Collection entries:
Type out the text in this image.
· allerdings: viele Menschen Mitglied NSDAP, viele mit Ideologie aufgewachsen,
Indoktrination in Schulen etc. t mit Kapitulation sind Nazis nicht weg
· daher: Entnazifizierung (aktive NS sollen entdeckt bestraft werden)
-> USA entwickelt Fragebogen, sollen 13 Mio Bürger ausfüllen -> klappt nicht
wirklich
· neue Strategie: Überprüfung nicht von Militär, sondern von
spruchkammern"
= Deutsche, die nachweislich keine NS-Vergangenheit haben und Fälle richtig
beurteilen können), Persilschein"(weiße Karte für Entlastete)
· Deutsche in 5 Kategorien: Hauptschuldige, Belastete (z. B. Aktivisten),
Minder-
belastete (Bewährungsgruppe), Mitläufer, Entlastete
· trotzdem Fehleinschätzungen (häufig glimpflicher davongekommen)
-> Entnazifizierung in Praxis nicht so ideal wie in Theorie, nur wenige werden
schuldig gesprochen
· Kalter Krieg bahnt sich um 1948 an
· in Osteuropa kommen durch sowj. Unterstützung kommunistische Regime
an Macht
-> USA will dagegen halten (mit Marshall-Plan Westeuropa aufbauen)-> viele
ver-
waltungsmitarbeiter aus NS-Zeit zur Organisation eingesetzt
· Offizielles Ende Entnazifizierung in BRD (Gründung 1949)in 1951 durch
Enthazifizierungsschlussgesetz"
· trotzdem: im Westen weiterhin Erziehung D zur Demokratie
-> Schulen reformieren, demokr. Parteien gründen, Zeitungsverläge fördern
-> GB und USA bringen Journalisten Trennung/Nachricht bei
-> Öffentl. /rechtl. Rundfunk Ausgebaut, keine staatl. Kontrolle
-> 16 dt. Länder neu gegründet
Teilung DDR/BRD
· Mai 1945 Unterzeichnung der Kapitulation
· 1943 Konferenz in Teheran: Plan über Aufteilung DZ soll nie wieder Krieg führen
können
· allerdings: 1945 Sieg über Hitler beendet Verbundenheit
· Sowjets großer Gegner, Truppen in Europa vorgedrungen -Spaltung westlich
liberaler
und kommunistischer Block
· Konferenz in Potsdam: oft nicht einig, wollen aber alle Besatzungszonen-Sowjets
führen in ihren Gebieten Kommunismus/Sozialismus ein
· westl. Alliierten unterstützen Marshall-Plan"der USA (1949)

# Short task
Look through the entries and find each line that has the string "trotzdem". Copy those lines.

# Response for this exercise
· trotzdem Fehleinschätzungen (häufig glimpflicher davongekommen)
· trotzdem: im Westen weiterhin Erziehung D zur Demokratie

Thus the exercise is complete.